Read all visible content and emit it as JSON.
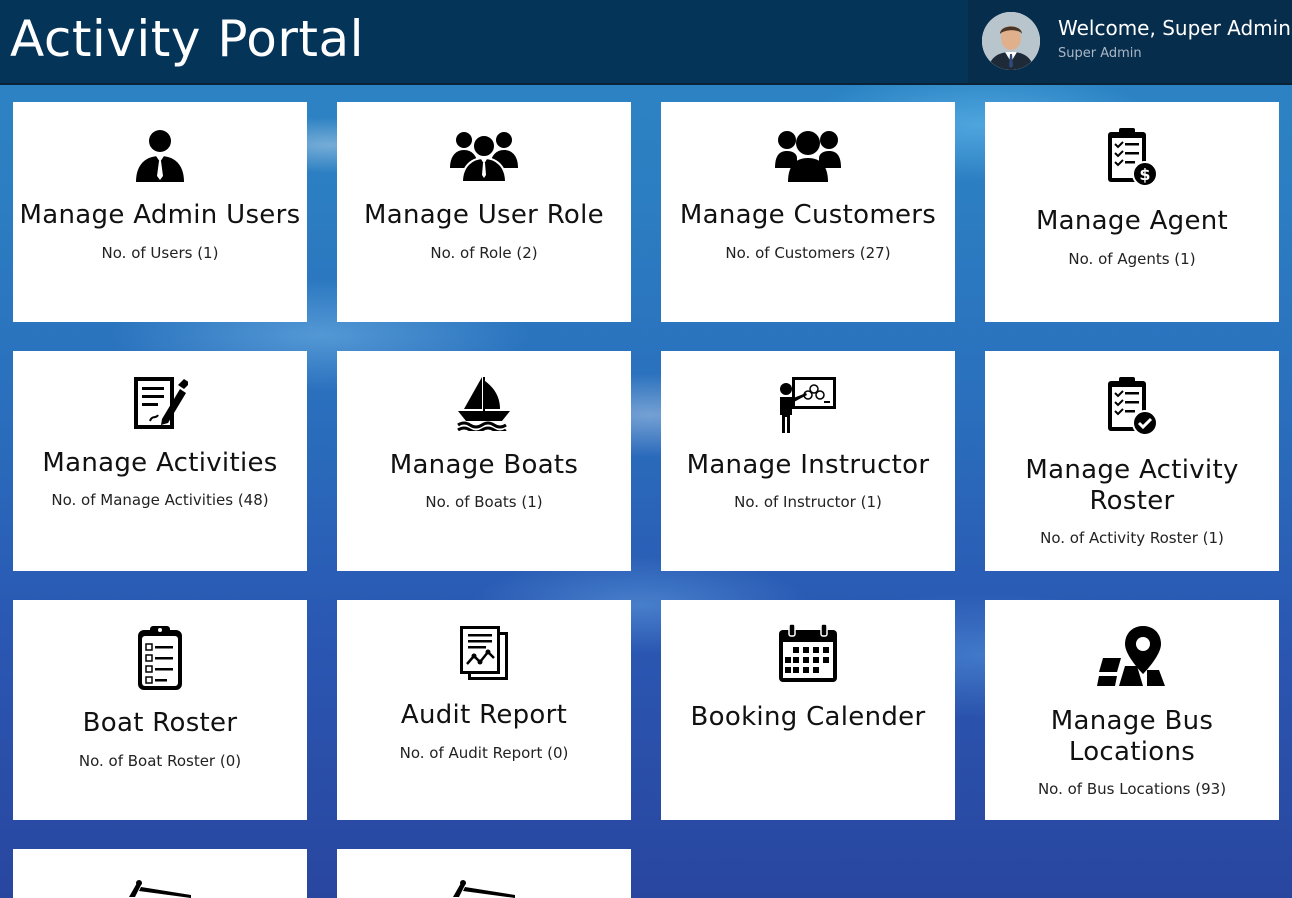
{
  "header": {
    "title": "Activity Portal",
    "welcome": "Welcome, Super Admin",
    "role": "Super Admin"
  },
  "tiles": [
    {
      "title": "Manage Admin Users",
      "count": "No. of Users (1)",
      "icon": "user-icon"
    },
    {
      "title": "Manage User Role",
      "count": "No. of Role (2)",
      "icon": "users-group-icon"
    },
    {
      "title": "Manage Customers",
      "count": "No. of Customers (27)",
      "icon": "customers-icon"
    },
    {
      "title": "Manage Agent",
      "count": "No. of Agents (1)",
      "icon": "clipboard-dollar-icon"
    },
    {
      "title": "Manage Activities",
      "count": "No. of Manage Activities (48)",
      "icon": "edit-document-icon"
    },
    {
      "title": "Manage Boats",
      "count": "No. of Boats (1)",
      "icon": "sailboat-icon"
    },
    {
      "title": "Manage Instructor",
      "count": "No. of Instructor (1)",
      "icon": "instructor-board-icon"
    },
    {
      "title": "Manage Activity Roster",
      "count": "No. of Activity Roster (1)",
      "icon": "clipboard-check-icon"
    },
    {
      "title": "Boat Roster",
      "count": "No. of Boat Roster (0)",
      "icon": "clipboard-checklist-icon"
    },
    {
      "title": "Audit Report",
      "count": "No. of Audit Report (0)",
      "icon": "report-chart-icon"
    },
    {
      "title": "Booking Calender",
      "count": "",
      "icon": "calendar-icon"
    },
    {
      "title": "Manage Bus Locations",
      "count": "No. of Bus Locations (93)",
      "icon": "map-pin-icon"
    }
  ],
  "colors": {
    "header_bg": "#053459",
    "tile_bg": "#ffffff"
  }
}
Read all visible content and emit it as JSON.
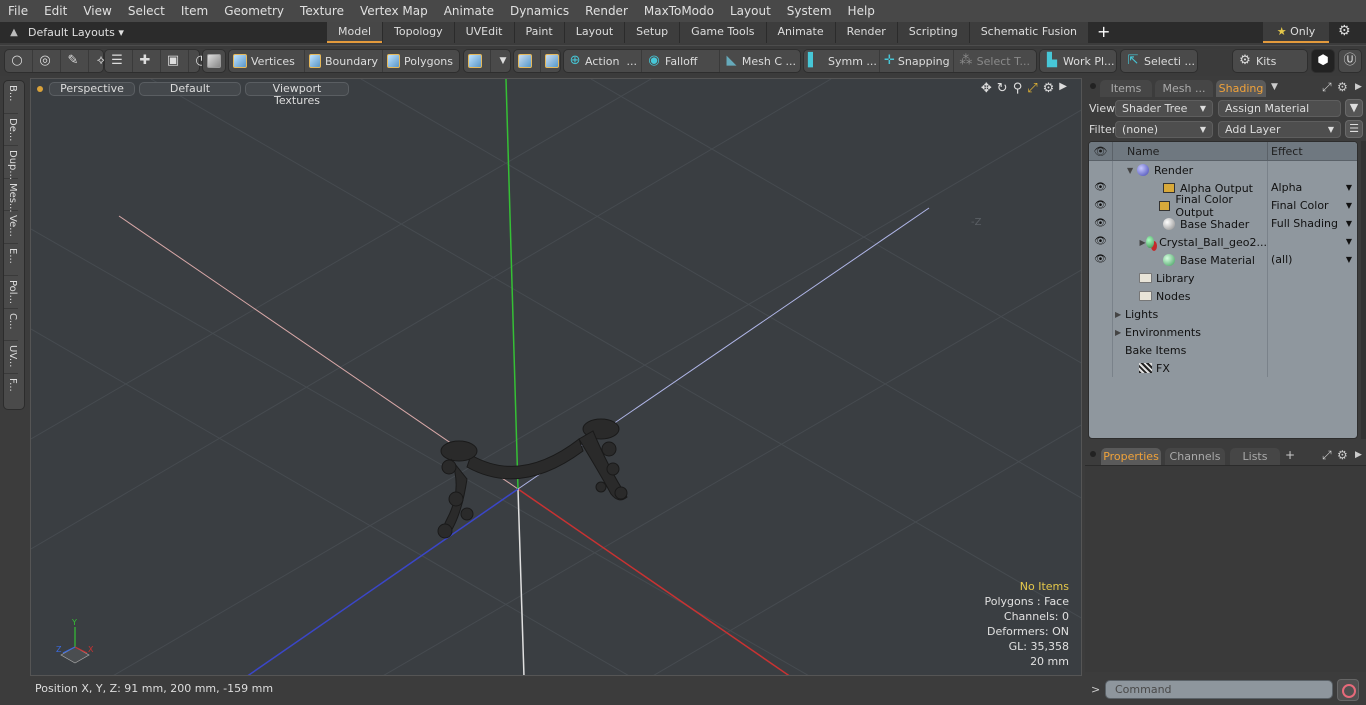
{
  "menu": [
    "File",
    "Edit",
    "View",
    "Select",
    "Item",
    "Geometry",
    "Texture",
    "Vertex Map",
    "Animate",
    "Dynamics",
    "Render",
    "MaxToModo",
    "Layout",
    "System",
    "Help"
  ],
  "layoutbar": {
    "layouts_label": "Default Layouts",
    "tabs": [
      "Model",
      "Topology",
      "UVEdit",
      "Paint",
      "Layout",
      "Setup",
      "Game Tools",
      "Animate",
      "Render",
      "Scripting",
      "Schematic Fusion"
    ],
    "active_tab": "Model",
    "add_tab": "+",
    "only_label": "Only"
  },
  "toolbar": {
    "modes": [
      "Vertices",
      "Boundary",
      "Polygons"
    ],
    "action": "Action",
    "falloff": "Falloff",
    "mesh": "Mesh C ...",
    "symm": "Symm ...",
    "snapping": "Snapping",
    "select_t": "Select T...",
    "workplane": "Work Pl...",
    "selection": "Selecti ...",
    "kits": "Kits",
    "ellipsis": "..."
  },
  "sidetabs": [
    "B...",
    "De...",
    "Dup...",
    "Mes...",
    "Ve...",
    "E...",
    "Pol...",
    "C...",
    "UV...",
    "F..."
  ],
  "viewport": {
    "buttons": [
      "Perspective",
      "Default",
      "Viewport Textures"
    ],
    "axis_label": "-Z",
    "info": {
      "items": "No Items",
      "polygons": "Polygons : Face",
      "channels": "Channels: 0",
      "deformers": "Deformers: ON",
      "gl": "GL: 35,358",
      "scale": "20 mm"
    },
    "gizmo": {
      "x": "X",
      "y": "Y",
      "z": "Z"
    }
  },
  "right_panel": {
    "tabs": [
      "Items",
      "Mesh ...",
      "Shading"
    ],
    "active_tab": "Shading",
    "view_label": "View",
    "view_value": "Shader Tree",
    "assign_material": "Assign Material",
    "filter_label": "Filter",
    "filter_value": "(none)",
    "add_layer": "Add Layer",
    "columns": {
      "name": "Name",
      "effect": "Effect"
    },
    "rows": [
      {
        "name": "Render",
        "effect": "",
        "icon": "sphere-blue",
        "eye": false,
        "expand": "down"
      },
      {
        "name": "Alpha Output",
        "effect": "Alpha",
        "icon": "image",
        "eye": true
      },
      {
        "name": "Final Color Output",
        "effect": "Final Color",
        "icon": "image",
        "eye": true
      },
      {
        "name": "Base Shader",
        "effect": "Full Shading",
        "icon": "sphere-white",
        "eye": true
      },
      {
        "name": "Crystal_Ball_geo2...",
        "effect": "",
        "icon": "sphere-material",
        "eye": true,
        "expand": "right"
      },
      {
        "name": "Base Material",
        "effect": "(all)",
        "icon": "sphere-green",
        "eye": true
      },
      {
        "name": "Library",
        "icon": "folder"
      },
      {
        "name": "Nodes",
        "icon": "folder"
      },
      {
        "name": "Lights",
        "expand": "right"
      },
      {
        "name": "Environments",
        "expand": "right"
      },
      {
        "name": "Bake Items"
      },
      {
        "name": "FX",
        "icon": "clapper"
      }
    ]
  },
  "bottom_panel": {
    "tabs": [
      "Properties",
      "Channels",
      "Lists"
    ],
    "active_tab": "Properties",
    "add": "+"
  },
  "status": {
    "position": "Position X, Y, Z:   91 mm, 200 mm, -159 mm"
  },
  "command": {
    "prompt": ">",
    "placeholder": "Command"
  },
  "colors": {
    "accent": "#e39a3c",
    "x_axis": "#c83232",
    "y_axis": "#35c035",
    "z_axis": "#3a46c8"
  }
}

Given task: Collect every line above that contains the word "Boats".

Solution to the exercise:
      "title": "Manage Boats",
      "count": "No. of Boats (1)",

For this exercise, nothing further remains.